[Stored records]
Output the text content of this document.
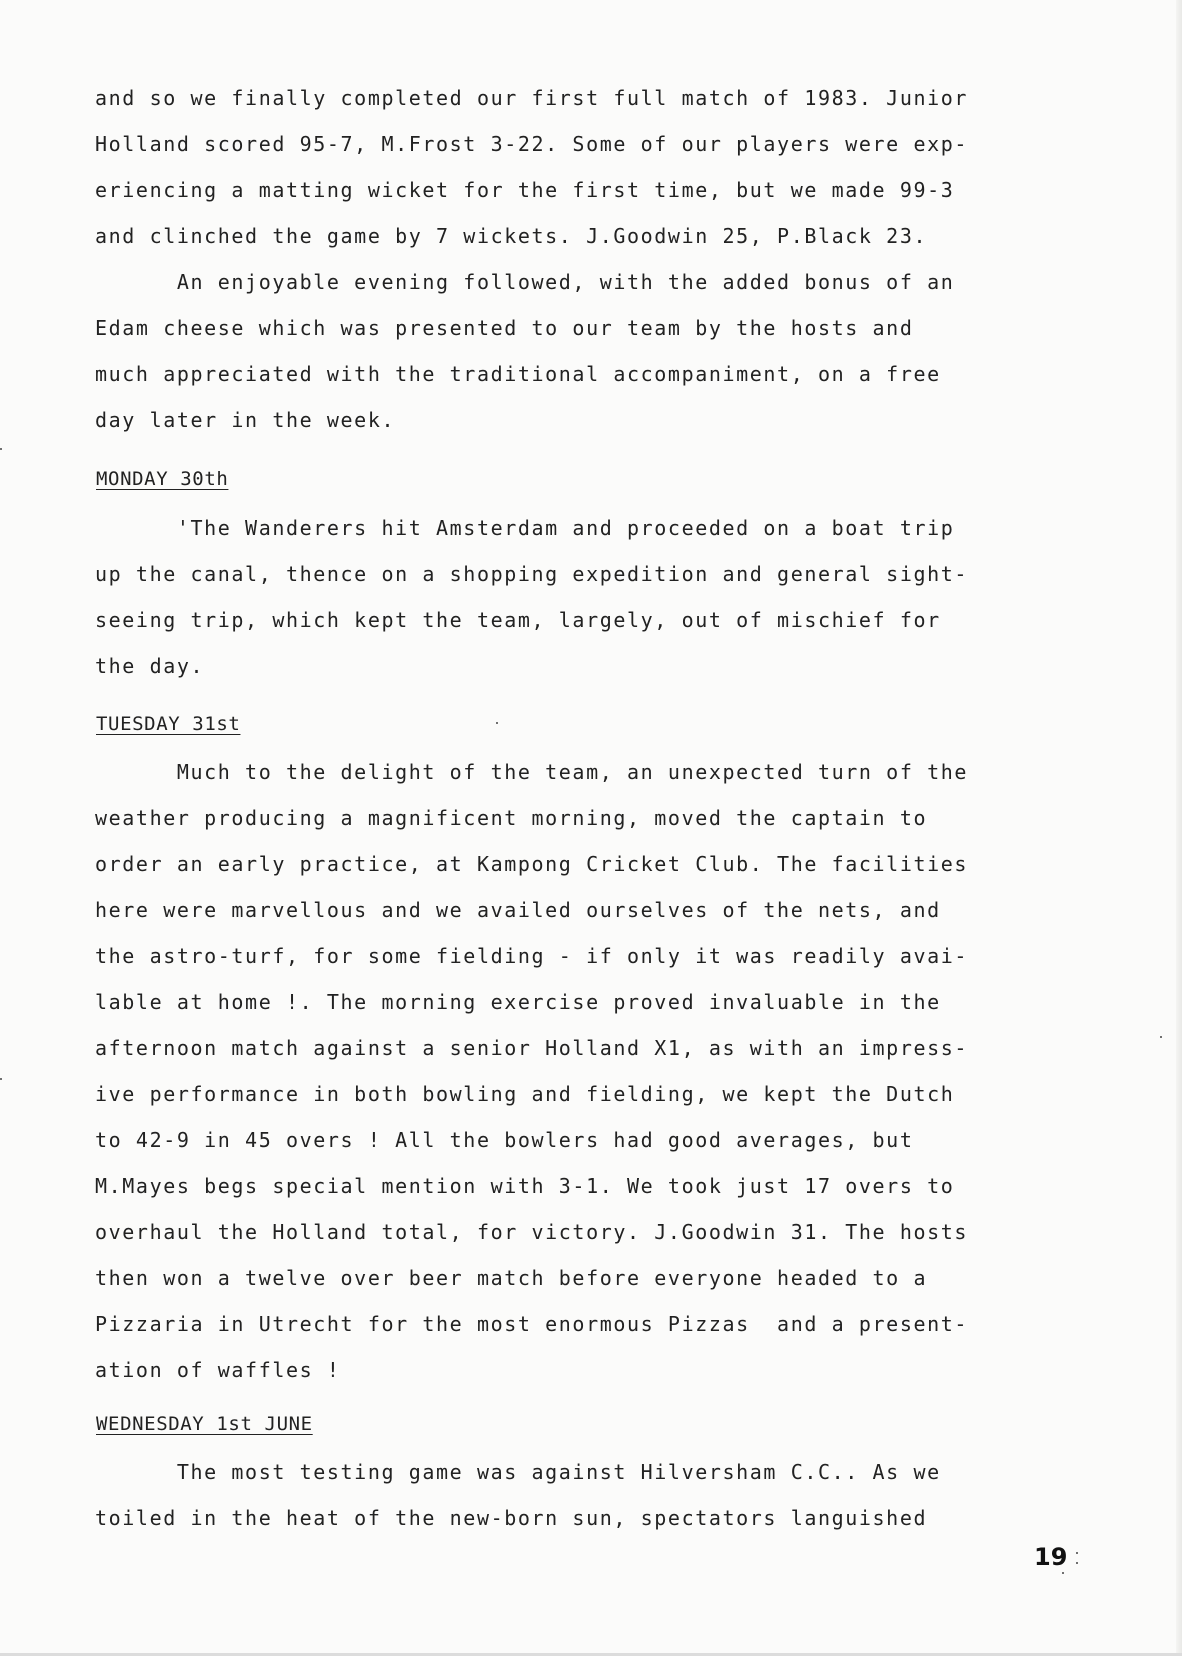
and so we finally completed our first full match of 1983. Junior
Holland scored 95-7, M.Frost 3-22. Some of our players were exp-
eriencing a matting wicket for the first time, but we made 99-3
and clinched the game by 7 wickets. J.Goodwin 25, P.Black 23.
An enjoyable evening followed, with the added bonus of an
Edam cheese which was presented to our team by the hosts and
much appreciated with the traditional accompaniment, on a free
day later in the week.
MONDAY 30th
'The Wanderers hit Amsterdam and proceeded on a boat trip
up the canal, thence on a shopping expedition and general sight-
seeing trip, which kept the team, largely, out of mischief for
the day.
TUESDAY 31st
Much to the delight of the team, an unexpected turn of the
weather producing a magnificent morning, moved the captain to
order an early practice, at Kampong Cricket Club. The facilities
here were marvellous and we availed ourselves of the nets, and
the astro-turf, for some fielding - if only it was readily avai-
lable at home !. The morning exercise proved invaluable in the
afternoon match against a senior Holland X1, as with an impress-
ive performance in both bowling and fielding, we kept the Dutch
to 42-9 in 45 overs ! All the bowlers had good averages, but
M.Mayes begs special mention with 3-1. We took just 17 overs to
overhaul the Holland total, for victory. J.Goodwin 31. The hosts
then won a twelve over beer match before everyone headed to a
Pizzaria in Utrecht for the most enormous Pizzas  and a present-
ation of waffles !
WEDNESDAY 1st JUNE
The most testing game was against Hilversham C.C.. As we
toiled in the heat of the new-born sun, spectators languished
19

**Task description**
Return the listing above in full and without alteration, excluding its pictures.

**Correct output**
Output the text content of this document.
and so we finally completed our first full match of 1983. Junior
Holland scored 95-7, M.Frost 3-22. Some of our players were exp-
eriencing a matting wicket for the first time, but we made 99-3
and clinched the game by 7 wickets. J.Goodwin 25, P.Black 23.
An enjoyable evening followed, with the added bonus of an
Edam cheese which was presented to our team by the hosts and
much appreciated with the traditional accompaniment, on a free
day later in the week.
MONDAY 30th
'The Wanderers hit Amsterdam and proceeded on a boat trip
up the canal, thence on a shopping expedition and general sight-
seeing trip, which kept the team, largely, out of mischief for
the day.
TUESDAY 31st
Much to the delight of the team, an unexpected turn of the
weather producing a magnificent morning, moved the captain to
order an early practice, at Kampong Cricket Club. The facilities
here were marvellous and we availed ourselves of the nets, and
the astro-turf, for some fielding - if only it was readily avai-
lable at home !. The morning exercise proved invaluable in the
afternoon match against a senior Holland X1, as with an impress-
ive performance in both bowling and fielding, we kept the Dutch
to 42-9 in 45 overs ! All the bowlers had good averages, but
M.Mayes begs special mention with 3-1. We took just 17 overs to
overhaul the Holland total, for victory. J.Goodwin 31. The hosts
then won a twelve over beer match before everyone headed to a
Pizzaria in Utrecht for the most enormous Pizzas  and a present-
ation of waffles !
WEDNESDAY 1st JUNE
The most testing game was against Hilversham C.C.. As we
toiled in the heat of the new-born sun, spectators languished
19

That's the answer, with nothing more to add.